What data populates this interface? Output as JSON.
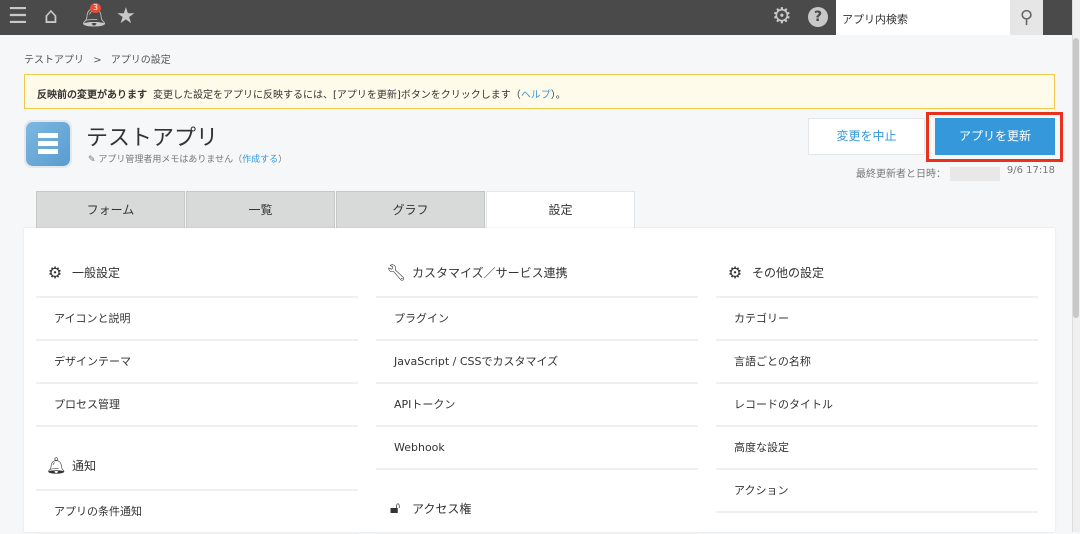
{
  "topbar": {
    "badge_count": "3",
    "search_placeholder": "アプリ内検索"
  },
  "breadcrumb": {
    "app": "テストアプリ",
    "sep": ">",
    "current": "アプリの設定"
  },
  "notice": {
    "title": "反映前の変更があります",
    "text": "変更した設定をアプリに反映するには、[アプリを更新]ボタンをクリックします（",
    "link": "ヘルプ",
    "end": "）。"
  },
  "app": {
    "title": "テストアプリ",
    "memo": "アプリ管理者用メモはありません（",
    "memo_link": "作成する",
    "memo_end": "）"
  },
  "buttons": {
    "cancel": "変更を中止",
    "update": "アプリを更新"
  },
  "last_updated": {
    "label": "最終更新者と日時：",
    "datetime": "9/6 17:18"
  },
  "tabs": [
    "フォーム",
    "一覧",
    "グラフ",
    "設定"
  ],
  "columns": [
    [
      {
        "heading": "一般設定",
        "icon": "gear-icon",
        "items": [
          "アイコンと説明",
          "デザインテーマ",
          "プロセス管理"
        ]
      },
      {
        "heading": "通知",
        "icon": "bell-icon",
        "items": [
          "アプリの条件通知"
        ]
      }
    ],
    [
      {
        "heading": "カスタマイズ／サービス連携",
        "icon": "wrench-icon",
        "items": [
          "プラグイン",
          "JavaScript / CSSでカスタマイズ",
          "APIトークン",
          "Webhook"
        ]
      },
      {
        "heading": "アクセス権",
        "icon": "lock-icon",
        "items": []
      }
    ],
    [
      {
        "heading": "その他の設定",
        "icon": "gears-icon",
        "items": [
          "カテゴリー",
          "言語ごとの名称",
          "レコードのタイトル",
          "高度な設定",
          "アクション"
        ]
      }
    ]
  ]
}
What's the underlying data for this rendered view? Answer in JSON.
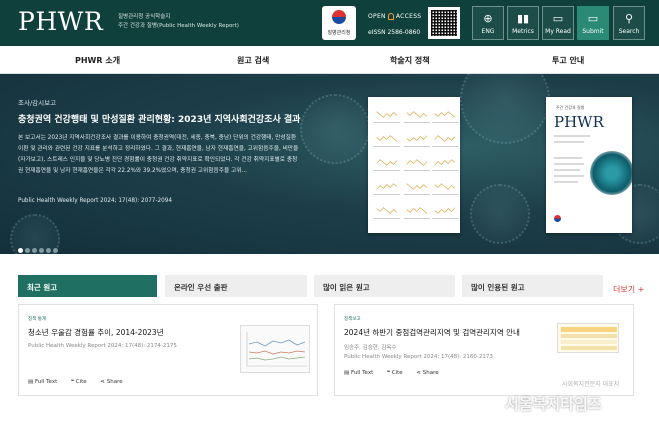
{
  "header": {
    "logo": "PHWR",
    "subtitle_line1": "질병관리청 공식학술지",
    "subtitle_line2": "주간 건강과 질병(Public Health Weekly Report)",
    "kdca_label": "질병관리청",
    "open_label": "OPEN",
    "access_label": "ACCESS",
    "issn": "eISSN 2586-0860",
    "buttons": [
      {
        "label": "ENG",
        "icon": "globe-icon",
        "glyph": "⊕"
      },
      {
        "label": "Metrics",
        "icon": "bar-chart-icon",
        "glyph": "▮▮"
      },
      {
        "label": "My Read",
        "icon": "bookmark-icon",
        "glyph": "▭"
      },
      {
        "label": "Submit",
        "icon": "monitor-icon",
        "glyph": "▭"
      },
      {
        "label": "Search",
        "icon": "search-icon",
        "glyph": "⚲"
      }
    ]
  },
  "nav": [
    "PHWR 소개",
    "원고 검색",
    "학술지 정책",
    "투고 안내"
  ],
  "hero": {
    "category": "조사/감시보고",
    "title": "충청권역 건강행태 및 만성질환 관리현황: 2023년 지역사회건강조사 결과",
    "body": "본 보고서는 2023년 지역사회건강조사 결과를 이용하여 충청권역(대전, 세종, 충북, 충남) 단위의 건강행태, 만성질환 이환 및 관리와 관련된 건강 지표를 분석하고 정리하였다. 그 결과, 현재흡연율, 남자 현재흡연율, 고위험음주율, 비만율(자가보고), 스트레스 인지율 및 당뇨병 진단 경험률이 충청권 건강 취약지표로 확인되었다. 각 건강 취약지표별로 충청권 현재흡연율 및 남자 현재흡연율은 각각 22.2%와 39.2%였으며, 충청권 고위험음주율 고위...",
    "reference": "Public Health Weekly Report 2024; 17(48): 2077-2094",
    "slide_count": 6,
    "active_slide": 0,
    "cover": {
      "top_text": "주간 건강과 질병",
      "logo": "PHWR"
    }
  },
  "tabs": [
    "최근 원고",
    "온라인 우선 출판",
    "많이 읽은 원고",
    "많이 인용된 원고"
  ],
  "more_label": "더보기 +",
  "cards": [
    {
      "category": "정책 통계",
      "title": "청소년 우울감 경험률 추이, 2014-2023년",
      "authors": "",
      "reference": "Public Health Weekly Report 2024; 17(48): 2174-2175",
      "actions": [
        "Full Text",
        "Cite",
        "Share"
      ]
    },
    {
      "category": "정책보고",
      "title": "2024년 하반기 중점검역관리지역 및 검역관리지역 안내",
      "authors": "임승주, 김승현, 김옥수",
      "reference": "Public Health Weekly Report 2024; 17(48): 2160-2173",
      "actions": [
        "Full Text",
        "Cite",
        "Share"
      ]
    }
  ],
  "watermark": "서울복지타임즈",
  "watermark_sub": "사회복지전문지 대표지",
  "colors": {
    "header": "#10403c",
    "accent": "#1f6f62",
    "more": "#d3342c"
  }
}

* **DIRECTIVE**: Isolate the lines above that contain the word "만성질환" and copy them.

* **OUTPUT BELOW**:
    "title": "충청권역 건강행태 및 만성질환 관리현황: 2023년 지역사회건강조사 결과",
    "body": "본 보고서는 2023년 지역사회건강조사 결과를 이용하여 충청권역(대전, 세종, 충북, 충남) 단위의 건강행태, 만성질환 이환 및 관리와 관련된 건강 지표를 분석하고 정리하였다. 그 결과, 현재흡연율, 남자 현재흡연율, 고위험음주율, 비만율(자가보고), 스트레스 인지율 및 당뇨병 진단 경험률이 충청권 건강 취약지표로 확인되었다. 각 건강 취약지표별로 충청권 현재흡연율 및 남자 현재흡연율은 각각 22.2%와 39.2%였으며, 충청권 고위험음주율 고위...",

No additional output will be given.